══ ENTRIES SHOWN ══

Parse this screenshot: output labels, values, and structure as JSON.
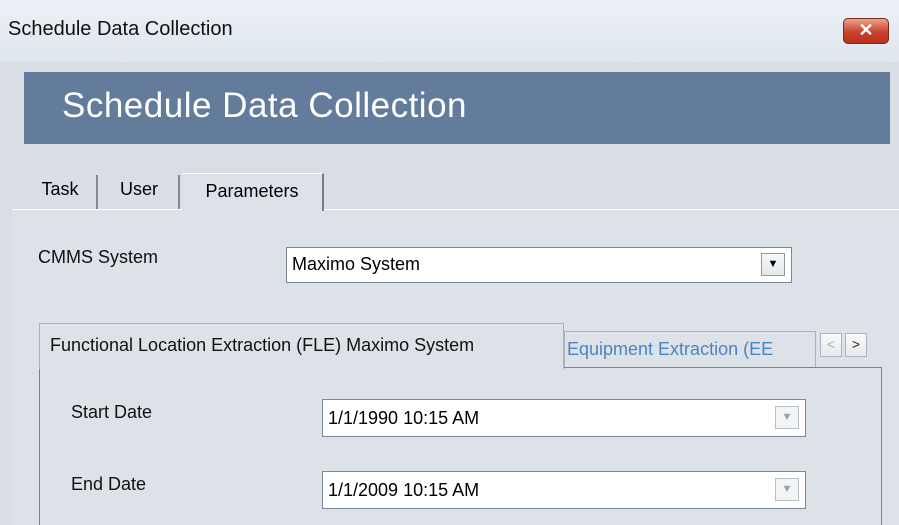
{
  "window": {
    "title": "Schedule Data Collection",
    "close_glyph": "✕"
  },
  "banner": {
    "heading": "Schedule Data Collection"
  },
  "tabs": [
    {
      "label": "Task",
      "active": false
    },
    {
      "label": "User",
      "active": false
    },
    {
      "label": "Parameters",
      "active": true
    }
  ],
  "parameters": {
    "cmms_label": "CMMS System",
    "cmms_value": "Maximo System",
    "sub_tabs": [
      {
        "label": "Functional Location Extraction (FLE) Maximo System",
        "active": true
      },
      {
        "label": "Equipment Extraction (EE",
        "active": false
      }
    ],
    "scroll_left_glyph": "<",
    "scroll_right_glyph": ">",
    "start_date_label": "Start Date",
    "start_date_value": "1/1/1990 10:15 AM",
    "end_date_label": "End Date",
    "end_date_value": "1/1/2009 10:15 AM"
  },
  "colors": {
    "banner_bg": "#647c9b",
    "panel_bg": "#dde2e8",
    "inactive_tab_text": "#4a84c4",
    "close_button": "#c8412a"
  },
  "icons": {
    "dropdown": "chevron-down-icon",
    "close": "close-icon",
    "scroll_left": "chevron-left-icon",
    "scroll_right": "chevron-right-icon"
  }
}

═══
══ ENTRIES SHOWN ══

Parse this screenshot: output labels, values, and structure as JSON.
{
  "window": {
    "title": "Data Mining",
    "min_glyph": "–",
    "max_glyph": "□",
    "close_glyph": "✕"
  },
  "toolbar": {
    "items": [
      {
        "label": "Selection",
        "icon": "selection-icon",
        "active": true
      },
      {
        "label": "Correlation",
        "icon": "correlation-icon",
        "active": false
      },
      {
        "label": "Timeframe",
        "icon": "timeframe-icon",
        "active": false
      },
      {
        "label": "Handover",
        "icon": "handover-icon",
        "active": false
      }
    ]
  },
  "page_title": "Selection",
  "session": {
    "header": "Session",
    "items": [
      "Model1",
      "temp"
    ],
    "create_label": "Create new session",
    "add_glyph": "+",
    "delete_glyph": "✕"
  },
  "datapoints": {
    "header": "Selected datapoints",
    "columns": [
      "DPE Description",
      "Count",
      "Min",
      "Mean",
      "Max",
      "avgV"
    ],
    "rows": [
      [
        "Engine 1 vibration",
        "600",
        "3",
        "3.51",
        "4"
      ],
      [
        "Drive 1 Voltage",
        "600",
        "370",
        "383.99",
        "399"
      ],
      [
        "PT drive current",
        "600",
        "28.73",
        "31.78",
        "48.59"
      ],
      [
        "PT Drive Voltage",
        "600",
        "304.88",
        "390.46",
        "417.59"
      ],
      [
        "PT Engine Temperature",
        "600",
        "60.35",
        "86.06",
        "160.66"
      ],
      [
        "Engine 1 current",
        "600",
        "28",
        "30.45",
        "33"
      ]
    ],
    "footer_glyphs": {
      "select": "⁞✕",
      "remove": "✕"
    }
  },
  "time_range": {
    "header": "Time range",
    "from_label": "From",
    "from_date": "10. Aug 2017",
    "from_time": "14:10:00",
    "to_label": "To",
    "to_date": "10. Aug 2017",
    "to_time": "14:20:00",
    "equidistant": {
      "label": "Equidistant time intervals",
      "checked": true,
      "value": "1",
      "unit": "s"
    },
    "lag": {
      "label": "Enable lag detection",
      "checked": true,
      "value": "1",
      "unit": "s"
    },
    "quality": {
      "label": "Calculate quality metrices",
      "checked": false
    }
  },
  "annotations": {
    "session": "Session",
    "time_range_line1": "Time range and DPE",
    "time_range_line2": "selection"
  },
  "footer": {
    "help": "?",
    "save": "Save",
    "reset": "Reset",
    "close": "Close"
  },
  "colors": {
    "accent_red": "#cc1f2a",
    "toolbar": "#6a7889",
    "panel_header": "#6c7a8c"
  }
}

═══

> _TASK INSTRUCTIONS_:
Report only how many lines in the entries contain "chevron".

> _WRITTEN RESPONSE_:
3